* BEGIN MATERIALS PROVIDED *

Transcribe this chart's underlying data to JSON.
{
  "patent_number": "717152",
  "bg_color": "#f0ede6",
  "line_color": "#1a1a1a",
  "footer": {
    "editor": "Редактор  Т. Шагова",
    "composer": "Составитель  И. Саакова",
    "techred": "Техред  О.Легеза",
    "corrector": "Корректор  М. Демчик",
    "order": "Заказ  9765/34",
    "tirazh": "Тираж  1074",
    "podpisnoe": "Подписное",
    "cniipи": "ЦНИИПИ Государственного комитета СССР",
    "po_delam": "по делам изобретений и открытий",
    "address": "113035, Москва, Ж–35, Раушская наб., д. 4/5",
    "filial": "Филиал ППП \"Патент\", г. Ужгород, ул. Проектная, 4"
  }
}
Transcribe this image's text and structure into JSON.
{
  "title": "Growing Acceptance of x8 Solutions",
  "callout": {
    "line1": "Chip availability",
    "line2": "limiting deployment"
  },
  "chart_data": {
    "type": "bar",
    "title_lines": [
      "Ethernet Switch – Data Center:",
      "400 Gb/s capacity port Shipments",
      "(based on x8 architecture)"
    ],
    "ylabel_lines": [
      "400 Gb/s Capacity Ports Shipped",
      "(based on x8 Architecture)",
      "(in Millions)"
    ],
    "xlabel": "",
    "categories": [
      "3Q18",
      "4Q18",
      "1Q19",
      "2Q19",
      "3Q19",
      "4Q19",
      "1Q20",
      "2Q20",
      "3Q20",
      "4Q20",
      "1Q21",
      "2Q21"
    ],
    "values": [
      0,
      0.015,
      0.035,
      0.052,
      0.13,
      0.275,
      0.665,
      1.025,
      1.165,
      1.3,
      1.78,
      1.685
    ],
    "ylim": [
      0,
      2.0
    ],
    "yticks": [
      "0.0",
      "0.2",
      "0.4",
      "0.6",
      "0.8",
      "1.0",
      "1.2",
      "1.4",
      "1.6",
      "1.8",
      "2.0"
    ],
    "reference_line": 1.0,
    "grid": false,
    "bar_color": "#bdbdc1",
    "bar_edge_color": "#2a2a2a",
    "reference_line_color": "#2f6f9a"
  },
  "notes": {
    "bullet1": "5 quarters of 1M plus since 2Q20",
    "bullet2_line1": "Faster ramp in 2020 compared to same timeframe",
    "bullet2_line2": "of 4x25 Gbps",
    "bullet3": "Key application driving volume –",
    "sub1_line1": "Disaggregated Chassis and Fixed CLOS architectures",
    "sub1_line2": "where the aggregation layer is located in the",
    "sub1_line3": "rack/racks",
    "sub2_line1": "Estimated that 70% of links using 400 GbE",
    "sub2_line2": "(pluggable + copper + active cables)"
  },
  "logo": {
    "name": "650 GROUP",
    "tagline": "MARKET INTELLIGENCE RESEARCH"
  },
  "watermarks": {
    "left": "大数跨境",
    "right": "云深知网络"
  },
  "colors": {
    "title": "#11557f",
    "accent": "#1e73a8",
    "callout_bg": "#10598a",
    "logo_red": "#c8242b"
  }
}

* END MATERIALS PROVIDED *

DIRECTION.
Identify and copy the lines holding the word "JSON".

SOLVED EXERCISE.
Transcribe this chart's underlying data to JSON.
Transcribe this image's text and structure into JSON.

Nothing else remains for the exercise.